- The input:
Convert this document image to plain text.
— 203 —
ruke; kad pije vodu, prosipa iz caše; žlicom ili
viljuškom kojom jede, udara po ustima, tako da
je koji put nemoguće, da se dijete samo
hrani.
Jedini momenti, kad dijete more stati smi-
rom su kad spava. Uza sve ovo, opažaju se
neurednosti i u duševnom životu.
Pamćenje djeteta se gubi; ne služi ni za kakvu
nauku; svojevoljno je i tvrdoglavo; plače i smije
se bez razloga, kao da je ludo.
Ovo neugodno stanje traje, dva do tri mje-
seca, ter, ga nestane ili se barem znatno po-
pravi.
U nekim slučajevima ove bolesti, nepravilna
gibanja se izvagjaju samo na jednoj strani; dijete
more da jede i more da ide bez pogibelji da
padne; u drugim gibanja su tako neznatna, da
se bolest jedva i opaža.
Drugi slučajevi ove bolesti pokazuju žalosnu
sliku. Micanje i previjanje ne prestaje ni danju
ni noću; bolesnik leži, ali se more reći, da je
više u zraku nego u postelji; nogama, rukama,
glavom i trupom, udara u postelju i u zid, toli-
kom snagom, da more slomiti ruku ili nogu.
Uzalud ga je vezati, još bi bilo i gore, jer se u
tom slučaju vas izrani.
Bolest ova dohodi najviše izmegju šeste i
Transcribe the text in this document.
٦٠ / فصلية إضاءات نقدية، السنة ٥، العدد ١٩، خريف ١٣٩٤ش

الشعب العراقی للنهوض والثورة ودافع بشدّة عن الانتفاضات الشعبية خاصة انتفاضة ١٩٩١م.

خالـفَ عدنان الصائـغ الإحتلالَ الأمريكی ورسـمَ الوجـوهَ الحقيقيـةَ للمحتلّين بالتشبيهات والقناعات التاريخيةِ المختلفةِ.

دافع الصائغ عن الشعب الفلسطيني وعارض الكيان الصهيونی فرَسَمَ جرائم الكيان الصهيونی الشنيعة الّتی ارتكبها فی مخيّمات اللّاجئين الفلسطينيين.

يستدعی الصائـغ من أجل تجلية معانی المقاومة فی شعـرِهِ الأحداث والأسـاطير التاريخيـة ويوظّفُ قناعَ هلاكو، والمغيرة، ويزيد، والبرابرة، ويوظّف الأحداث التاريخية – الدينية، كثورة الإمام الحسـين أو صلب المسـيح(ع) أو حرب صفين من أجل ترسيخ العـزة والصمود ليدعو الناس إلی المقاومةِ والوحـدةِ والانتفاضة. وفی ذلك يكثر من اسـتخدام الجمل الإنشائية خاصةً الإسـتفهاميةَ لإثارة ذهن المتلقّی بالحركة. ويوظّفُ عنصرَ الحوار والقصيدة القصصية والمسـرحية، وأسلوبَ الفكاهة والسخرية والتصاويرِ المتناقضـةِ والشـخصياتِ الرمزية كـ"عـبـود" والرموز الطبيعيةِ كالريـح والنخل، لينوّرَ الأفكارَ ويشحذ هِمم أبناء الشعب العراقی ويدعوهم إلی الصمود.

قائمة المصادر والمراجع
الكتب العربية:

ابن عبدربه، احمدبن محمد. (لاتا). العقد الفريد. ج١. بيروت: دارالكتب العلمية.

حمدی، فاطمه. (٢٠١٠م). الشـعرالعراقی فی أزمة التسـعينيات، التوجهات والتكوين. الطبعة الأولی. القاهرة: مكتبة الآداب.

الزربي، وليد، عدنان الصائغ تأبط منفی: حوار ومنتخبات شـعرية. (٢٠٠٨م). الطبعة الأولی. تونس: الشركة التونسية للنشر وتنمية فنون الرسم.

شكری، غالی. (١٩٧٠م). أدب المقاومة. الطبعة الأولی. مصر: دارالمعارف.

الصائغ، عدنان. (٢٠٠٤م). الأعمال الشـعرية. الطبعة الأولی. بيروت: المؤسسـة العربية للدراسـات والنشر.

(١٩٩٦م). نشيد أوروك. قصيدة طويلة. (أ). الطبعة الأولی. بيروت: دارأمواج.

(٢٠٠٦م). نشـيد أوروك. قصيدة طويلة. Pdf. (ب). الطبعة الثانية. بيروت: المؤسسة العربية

- Written problem:
Write out the entries above word for word.

- Reply:
Convert this document image to plain text.
— 203 —
ruke; kad pije vodu, prosipa iz caše; žlicom ili
viljuškom kojom jede, udara po ustima, tako da
je koji put nemoguće, da se dijete samo
hrani.
Jedini momenti, kad dijete more stati smi-
rom su kad spava. Uza sve ovo, opažaju se
neurednosti i u duševnom životu.
Pamćenje djeteta se gubi; ne služi ni za kakvu
nauku; svojevoljno je i tvrdoglavo; plače i smije
se bez razloga, kao da je ludo.
Ovo neugodno stanje traje, dva do tri mje-
seca, ter, ga nestane ili se barem znatno po-
pravi.
U nekim slučajevima ove bolesti, nepravilna
gibanja se izvagjaju samo na jednoj strani; dijete
more da jede i more da ide bez pogibelji da
padne; u drugim gibanja su tako neznatna, da
se bolest jedva i opaža.
Drugi slučajevi ove bolesti pokazuju žalosnu
sliku. Micanje i previjanje ne prestaje ni danju
ni noću; bolesnik leži, ali se more reći, da je
više u zraku nego u postelji; nogama, rukama,
glavom i trupom, udara u postelju i u zid, toli-
kom snagom, da more slomiti ruku ili nogu.
Uzalud ga je vezati, još bi bilo i gore, jer se u
tom slučaju vas izrani.
Bolest ova dohodi najviše izmegju šeste i
Transcribe the text in this document.
٦٠ / فصلية إضاءات نقدية، السنة ٥، العدد ١٩، خريف ١٣٩٤ش

الشعب العراقی للنهوض والثورة ودافع بشدّة عن الانتفاضات الشعبية خاصة انتفاضة ١٩٩١م.

خالـفَ عدنان الصائـغ الإحتلالَ الأمريكی ورسـمَ الوجـوهَ الحقيقيـةَ للمحتلّين بالتشبيهات والقناعات التاريخيةِ المختلفةِ.

دافع الصائغ عن الشعب الفلسطيني وعارض الكيان الصهيونی فرَسَمَ جرائم الكيان الصهيونی الشنيعة الّتی ارتكبها فی مخيّمات اللّاجئين الفلسطينيين.

يستدعی الصائـغ من أجل تجلية معانی المقاومة فی شعـرِهِ الأحداث والأسـاطير التاريخيـة ويوظّفُ قناعَ هلاكو، والمغيرة، ويزيد، والبرابرة، ويوظّف الأحداث التاريخية – الدينية، كثورة الإمام الحسـين أو صلب المسـيح(ع) أو حرب صفين من أجل ترسيخ العـزة والصمود ليدعو الناس إلی المقاومةِ والوحـدةِ والانتفاضة. وفی ذلك يكثر من اسـتخدام الجمل الإنشائية خاصةً الإسـتفهاميةَ لإثارة ذهن المتلقّی بالحركة. ويوظّفُ عنصرَ الحوار والقصيدة القصصية والمسـرحية، وأسلوبَ الفكاهة والسخرية والتصاويرِ المتناقضـةِ والشـخصياتِ الرمزية كـ"عـبـود" والرموز الطبيعيةِ كالريـح والنخل، لينوّرَ الأفكارَ ويشحذ هِمم أبناء الشعب العراقی ويدعوهم إلی الصمود.

قائمة المصادر والمراجع
الكتب العربية:

ابن عبدربه، احمدبن محمد. (لاتا). العقد الفريد. ج١. بيروت: دارالكتب العلمية.

حمدی، فاطمه. (٢٠١٠م). الشـعرالعراقی فی أزمة التسـعينيات، التوجهات والتكوين. الطبعة الأولی. القاهرة: مكتبة الآداب.

الزربي، وليد، عدنان الصائغ تأبط منفی: حوار ومنتخبات شـعرية. (٢٠٠٨م). الطبعة الأولی. تونس: الشركة التونسية للنشر وتنمية فنون الرسم.

شكری، غالی. (١٩٧٠م). أدب المقاومة. الطبعة الأولی. مصر: دارالمعارف.

الصائغ، عدنان. (٢٠٠٤م). الأعمال الشـعرية. الطبعة الأولی. بيروت: المؤسسـة العربية للدراسـات والنشر.

(١٩٩٦م). نشيد أوروك. قصيدة طويلة. (أ). الطبعة الأولی. بيروت: دارأمواج.

(٢٠٠٦م). نشـيد أوروك. قصيدة طويلة. Pdf. (ب). الطبعة الثانية. بيروت: المؤسسة العربية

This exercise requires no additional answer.